Data excerpts:
====================
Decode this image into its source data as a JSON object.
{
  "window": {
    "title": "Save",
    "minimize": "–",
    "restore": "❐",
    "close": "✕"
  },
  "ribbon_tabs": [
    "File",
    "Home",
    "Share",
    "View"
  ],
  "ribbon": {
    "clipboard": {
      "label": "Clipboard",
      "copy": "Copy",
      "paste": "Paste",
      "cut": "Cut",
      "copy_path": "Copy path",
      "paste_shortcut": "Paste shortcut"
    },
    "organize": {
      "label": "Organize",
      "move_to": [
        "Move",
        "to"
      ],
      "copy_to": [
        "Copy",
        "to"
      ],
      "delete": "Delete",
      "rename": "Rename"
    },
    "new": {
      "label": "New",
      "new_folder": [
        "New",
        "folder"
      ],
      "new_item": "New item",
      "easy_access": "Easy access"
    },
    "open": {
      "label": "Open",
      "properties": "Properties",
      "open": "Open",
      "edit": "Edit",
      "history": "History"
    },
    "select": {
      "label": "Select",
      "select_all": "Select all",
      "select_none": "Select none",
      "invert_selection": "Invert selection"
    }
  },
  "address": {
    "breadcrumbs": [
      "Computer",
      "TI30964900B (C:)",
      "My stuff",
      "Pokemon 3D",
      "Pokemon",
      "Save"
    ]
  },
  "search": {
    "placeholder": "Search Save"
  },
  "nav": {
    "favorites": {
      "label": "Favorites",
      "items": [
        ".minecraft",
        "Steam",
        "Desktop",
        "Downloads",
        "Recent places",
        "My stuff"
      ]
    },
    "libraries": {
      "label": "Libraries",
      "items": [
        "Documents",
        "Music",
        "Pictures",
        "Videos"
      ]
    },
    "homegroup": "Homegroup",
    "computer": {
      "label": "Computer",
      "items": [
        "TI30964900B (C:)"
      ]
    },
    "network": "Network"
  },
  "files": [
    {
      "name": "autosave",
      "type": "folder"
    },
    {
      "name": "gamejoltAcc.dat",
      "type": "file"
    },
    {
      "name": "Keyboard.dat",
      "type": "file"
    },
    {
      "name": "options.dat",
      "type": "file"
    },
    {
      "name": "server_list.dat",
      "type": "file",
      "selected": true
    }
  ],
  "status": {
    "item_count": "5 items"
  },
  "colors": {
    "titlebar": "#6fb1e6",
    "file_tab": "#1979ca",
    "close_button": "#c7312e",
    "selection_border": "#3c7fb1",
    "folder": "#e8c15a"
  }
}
====================
Exercise objective: Extract all lines from the data in which "Paste" is found.

Response to this task:
      "paste": "Paste",
      "paste_shortcut": "Paste shortcut"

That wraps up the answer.